TASK: Skip the pictures and quote all of the lines exactly.

Records from a collection of figures:
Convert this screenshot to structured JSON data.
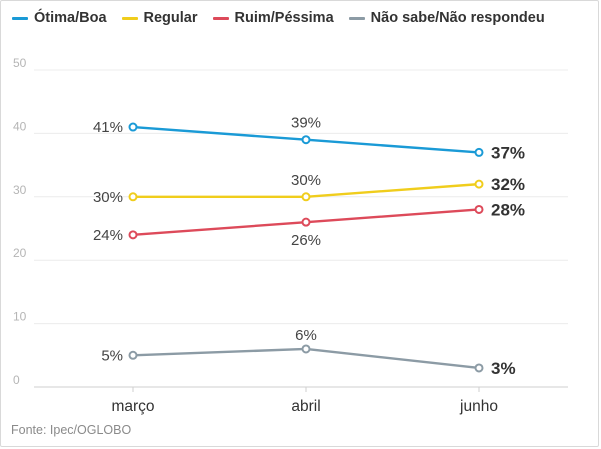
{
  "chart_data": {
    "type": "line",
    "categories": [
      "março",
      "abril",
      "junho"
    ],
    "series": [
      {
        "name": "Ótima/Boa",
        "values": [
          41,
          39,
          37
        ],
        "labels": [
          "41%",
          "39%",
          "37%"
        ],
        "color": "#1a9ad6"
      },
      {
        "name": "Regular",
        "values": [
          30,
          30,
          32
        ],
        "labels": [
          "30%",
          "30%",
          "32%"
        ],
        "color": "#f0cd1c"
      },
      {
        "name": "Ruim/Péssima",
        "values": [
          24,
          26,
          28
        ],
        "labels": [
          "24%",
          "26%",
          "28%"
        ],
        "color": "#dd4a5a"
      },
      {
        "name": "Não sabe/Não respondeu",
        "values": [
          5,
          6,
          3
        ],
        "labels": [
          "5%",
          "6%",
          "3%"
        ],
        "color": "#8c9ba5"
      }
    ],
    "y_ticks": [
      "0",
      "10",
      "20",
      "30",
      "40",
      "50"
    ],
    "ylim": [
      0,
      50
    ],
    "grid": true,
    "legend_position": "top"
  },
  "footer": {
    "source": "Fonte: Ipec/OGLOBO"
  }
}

RESPONSE FOR THIS EXERCISE:
Convert this screenshot to structured JSON data.
{
  "chart_data": {
    "type": "line",
    "categories": [
      "março",
      "abril",
      "junho"
    ],
    "series": [
      {
        "name": "Ótima/Boa",
        "values": [
          41,
          39,
          37
        ],
        "labels": [
          "41%",
          "39%",
          "37%"
        ],
        "color": "#1a9ad6"
      },
      {
        "name": "Regular",
        "values": [
          30,
          30,
          32
        ],
        "labels": [
          "30%",
          "30%",
          "32%"
        ],
        "color": "#f0cd1c"
      },
      {
        "name": "Ruim/Péssima",
        "values": [
          24,
          26,
          28
        ],
        "labels": [
          "24%",
          "26%",
          "28%"
        ],
        "color": "#dd4a5a"
      },
      {
        "name": "Não sabe/Não respondeu",
        "values": [
          5,
          6,
          3
        ],
        "labels": [
          "5%",
          "6%",
          "3%"
        ],
        "color": "#8c9ba5"
      }
    ],
    "y_ticks": [
      "0",
      "10",
      "20",
      "30",
      "40",
      "50"
    ],
    "ylim": [
      0,
      50
    ],
    "grid": true,
    "legend_position": "top"
  },
  "footer": {
    "source": "Fonte: Ipec/OGLOBO"
  }
}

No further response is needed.